The task: Copy each line of the entries that contains the word "color".

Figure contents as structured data
──────────────────────────────

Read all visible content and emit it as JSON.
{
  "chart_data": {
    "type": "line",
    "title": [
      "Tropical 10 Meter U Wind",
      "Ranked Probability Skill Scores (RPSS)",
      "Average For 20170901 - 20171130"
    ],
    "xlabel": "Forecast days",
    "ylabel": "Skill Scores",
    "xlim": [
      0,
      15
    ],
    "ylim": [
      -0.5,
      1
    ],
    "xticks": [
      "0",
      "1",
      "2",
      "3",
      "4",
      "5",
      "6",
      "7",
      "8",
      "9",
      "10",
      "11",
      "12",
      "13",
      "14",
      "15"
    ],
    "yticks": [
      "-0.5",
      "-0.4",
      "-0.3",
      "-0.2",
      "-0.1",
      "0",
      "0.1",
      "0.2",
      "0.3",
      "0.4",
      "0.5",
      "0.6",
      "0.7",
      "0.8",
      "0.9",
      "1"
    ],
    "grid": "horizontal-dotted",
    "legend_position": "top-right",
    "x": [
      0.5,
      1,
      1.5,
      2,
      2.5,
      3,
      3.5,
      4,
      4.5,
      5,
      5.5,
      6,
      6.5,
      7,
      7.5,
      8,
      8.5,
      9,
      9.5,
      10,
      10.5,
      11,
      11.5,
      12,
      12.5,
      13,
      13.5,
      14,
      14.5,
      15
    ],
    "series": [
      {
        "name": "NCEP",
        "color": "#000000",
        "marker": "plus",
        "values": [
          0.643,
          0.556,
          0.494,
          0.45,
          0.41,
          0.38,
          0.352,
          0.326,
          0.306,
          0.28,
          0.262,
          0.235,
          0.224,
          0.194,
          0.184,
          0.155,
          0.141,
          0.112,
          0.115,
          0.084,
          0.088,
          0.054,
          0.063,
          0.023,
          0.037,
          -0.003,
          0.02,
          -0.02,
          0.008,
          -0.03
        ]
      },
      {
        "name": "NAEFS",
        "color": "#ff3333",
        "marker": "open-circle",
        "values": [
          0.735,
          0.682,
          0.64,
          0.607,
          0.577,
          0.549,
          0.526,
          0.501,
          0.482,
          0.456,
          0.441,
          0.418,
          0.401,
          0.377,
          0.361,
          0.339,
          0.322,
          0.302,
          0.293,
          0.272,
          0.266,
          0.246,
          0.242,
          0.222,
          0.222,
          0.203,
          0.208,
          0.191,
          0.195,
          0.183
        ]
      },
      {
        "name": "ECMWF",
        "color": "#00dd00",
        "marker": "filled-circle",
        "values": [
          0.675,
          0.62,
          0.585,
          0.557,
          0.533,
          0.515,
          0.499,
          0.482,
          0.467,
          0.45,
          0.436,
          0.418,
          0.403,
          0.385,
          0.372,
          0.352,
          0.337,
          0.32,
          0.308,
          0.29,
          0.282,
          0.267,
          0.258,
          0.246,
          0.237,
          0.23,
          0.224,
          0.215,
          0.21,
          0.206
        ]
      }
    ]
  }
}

──────────────────────────────

Solved problem:
        "color": "#000000",
        "color": "#ff3333",
        "color": "#00dd00",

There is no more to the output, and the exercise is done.